BRIEF A :: Reproduce the entries verbatim, from the first line of the entries through the line containing "output-kind-select[interactable]: integer ✕", including both of those lines.

* begin EXCERPT PROVIDED *

Shorter and simpler doesn’t always mean better. It is important how many bugs your code contain, how long it takes to develop it and to debug it, and how easy it is to test and maintain it. Roughly, the quality of code is the spent effort related to the provided functionality.

Speaking in terms of lines of code, types always add extra cost, so we might think that it is better to use languages without types, like Forth, or with dynamic types like Python. But types make it easier to understand programs, which reduces cognition burden and makes us more efficient, enables static analysis that detects common programmer errors before runtime that reduces the debugging time (which commonly contributes to 80% of the overall lifecycle of a program), and make our programs faster, which makes our programs more competitive and allows us to spend less time on optimization. Therefore, while types make programs more complex and larger they overall contribute positively to the final revenue figure. Therefore, my personal moto is,

Going back to your example. Whenever I run into code like

type t = Foo of x | Bar of x

I immediately see a refactoring opportunity. I try to factor out the common type x as it is clear that we can write generic functions that ignore whether t is Foo or Bar but depend only on x. A common transformation¹ is,

type kind = Foo | Bar
type t = { kind : kind; data : x}

or even,

type foo
type bar
type 'a t = {kind : 'a; data : x} 
(* where 'a ranges over foo, bar *)

In case when we don’t need to dispatch over the kind at all, we can eschew it altogether, e.g.,

type foo
type bar
type 'a t = x

The trick type 'a t = x is called phantom typing. To make the trick work we need to rely on the module system. Here is a nearly complete example, where we decided to represent both molecule and atom as integers. But at the same time we made everything to prevent confusion between molecule and atoms. We also declared a polymorhic type 'a element for operations common between molecules and atoms. And we breached our abstraction a bit by declaring its implementation as int.

module Element : sig 
  type 'a t = private int
  val create : 'a -> int -> 'a t
  (* the rest of polymorphic element interface *)
end = struct 
  type 'a t = int
  let create _ x = x
end

type 'a element = 'a Element.t

module Atom : sig 
   type cls
   val create : string -> cls element
   (* the rest of the atom-specific interface *)
end = struct 
  type cls = string
  let registry = Hashtbl.create ()
  let create name = 
    let id = position registry name in
    Element.create name id
 ...
end

type atom = Atom.cls

module Molecule : sig 
  val create : atom element list -> molecule element
end = struct 
   type cls = atom element
   let registry = Hashtbl.create ()
   let create atoms = 
     let id = position registry atoms in 
     Element.create atoms id
end

type molecule = Molecule.cls

¹⁾ recall that algebraic types form algebra with sum and product types and compare it with the identity

(ax + bx) = (a + b)x

UnixJunkie · June 10, 2021, 2:05am

Surprisingly, wikipedia has no page for “phantom typing” !

It would be nice if phantom types are syntactically easier to use in OCaml.

* end EXCERPT PROVIDED *
* begin SUPPLIED MATERIAL *

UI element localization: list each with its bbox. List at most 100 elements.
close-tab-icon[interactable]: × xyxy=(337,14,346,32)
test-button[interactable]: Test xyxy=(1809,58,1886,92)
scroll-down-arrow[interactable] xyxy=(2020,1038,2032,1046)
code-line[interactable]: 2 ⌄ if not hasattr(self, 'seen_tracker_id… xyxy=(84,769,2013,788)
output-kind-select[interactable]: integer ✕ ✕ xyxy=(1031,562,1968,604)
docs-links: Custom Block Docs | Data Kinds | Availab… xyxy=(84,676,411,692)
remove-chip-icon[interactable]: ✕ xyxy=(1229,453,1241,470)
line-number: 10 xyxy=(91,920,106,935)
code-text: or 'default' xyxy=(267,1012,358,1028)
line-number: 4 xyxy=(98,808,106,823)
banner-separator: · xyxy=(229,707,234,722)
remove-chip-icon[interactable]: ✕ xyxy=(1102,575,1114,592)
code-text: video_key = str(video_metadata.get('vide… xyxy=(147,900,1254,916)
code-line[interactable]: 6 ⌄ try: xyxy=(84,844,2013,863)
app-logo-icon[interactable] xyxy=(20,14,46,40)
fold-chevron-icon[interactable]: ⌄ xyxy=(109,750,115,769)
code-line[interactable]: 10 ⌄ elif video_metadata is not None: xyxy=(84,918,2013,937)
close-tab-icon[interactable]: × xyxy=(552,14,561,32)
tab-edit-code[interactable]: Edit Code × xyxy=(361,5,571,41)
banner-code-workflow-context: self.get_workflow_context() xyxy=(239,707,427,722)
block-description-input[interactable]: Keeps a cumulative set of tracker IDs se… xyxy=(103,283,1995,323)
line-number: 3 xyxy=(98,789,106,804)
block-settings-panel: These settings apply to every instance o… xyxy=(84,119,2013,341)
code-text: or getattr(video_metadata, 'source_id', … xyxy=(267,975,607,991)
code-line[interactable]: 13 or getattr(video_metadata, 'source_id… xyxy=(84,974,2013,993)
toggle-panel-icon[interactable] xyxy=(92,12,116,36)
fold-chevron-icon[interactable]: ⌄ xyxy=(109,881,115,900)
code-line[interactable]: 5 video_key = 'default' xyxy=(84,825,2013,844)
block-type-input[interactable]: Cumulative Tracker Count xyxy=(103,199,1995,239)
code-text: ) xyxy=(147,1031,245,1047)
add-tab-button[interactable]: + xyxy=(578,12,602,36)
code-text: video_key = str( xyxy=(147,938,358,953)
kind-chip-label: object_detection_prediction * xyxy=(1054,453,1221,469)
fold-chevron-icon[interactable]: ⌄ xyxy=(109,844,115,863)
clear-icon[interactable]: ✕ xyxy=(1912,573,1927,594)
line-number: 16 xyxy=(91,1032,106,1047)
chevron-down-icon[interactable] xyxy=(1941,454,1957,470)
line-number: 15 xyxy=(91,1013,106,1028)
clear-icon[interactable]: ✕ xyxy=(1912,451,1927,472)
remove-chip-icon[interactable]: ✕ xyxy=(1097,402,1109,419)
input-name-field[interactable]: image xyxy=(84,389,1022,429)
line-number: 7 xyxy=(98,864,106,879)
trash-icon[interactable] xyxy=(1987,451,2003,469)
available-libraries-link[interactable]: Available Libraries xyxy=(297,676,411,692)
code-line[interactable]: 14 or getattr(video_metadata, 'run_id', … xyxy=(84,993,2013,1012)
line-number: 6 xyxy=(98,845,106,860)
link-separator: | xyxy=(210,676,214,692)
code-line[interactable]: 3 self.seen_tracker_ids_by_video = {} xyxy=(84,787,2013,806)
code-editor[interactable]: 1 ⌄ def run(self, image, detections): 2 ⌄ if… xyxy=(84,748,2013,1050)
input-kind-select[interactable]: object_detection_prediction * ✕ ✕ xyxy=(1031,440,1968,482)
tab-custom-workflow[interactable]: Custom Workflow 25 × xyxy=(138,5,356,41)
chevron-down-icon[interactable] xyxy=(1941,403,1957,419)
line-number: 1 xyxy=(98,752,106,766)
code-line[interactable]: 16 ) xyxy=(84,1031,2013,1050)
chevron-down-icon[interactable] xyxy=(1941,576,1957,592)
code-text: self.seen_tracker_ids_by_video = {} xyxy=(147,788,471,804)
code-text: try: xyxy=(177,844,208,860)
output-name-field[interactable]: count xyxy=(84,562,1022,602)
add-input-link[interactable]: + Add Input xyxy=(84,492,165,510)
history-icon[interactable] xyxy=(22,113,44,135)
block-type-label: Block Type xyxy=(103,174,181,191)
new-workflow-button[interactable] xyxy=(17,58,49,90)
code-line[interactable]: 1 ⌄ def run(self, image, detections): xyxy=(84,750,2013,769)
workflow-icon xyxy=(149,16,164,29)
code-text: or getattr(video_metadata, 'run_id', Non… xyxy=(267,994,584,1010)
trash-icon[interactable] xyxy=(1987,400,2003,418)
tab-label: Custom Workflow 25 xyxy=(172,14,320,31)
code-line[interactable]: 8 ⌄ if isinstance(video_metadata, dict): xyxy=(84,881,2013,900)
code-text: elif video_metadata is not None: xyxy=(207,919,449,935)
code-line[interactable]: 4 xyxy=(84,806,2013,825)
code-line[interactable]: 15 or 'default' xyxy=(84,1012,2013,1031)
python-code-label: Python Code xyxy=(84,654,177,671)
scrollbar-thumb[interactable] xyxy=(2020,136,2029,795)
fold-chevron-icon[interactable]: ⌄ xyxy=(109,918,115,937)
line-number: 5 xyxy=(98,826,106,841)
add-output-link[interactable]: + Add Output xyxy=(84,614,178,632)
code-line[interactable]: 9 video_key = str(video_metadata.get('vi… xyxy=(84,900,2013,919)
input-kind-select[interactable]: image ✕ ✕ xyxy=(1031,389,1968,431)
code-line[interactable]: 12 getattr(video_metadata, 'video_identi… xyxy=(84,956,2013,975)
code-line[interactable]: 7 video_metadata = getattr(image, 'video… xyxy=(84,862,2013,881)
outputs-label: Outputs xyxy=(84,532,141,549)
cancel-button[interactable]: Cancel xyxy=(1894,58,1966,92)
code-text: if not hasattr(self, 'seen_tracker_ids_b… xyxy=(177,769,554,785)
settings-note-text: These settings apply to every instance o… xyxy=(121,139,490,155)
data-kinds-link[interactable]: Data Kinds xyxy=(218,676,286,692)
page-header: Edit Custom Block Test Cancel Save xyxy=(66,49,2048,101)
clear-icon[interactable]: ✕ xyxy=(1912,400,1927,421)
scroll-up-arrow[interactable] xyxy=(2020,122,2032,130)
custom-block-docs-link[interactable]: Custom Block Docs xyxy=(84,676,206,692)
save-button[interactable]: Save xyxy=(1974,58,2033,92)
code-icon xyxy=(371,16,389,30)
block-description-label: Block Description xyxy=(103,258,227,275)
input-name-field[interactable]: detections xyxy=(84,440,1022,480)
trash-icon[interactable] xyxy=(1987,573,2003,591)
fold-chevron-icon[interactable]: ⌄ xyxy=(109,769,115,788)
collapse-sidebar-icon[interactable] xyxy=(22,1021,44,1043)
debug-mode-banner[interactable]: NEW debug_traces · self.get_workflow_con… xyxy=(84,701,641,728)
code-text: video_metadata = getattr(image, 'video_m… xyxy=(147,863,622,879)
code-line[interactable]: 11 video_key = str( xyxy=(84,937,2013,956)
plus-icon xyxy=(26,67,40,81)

* end SUPPLIED MATERIAL *

BRIEF B :: In the forum excerpt about types, why does the writer see a refactoring opportunity in code like type t = Foo of x | Bar of x?

EXERCISE RESULT A ::
UI element localization: list each with its bbox. List at most 100 elements.
close-tab-icon[interactable]: × xyxy=(337,14,346,32)
test-button[interactable]: Test xyxy=(1809,58,1886,92)
scroll-down-arrow[interactable] xyxy=(2020,1038,2032,1046)
code-line[interactable]: 2 ⌄ if not hasattr(self, 'seen_tracker_id… xyxy=(84,769,2013,788)
output-kind-select[interactable]: integer ✕ ✕ xyxy=(1031,562,1968,604)

EXERCISE RESULT B :: Both constructors carry the same type x, so x can be factored out. The writer explains that generic functions can then be written that depend only on x and ignore whether t is Foo or Bar.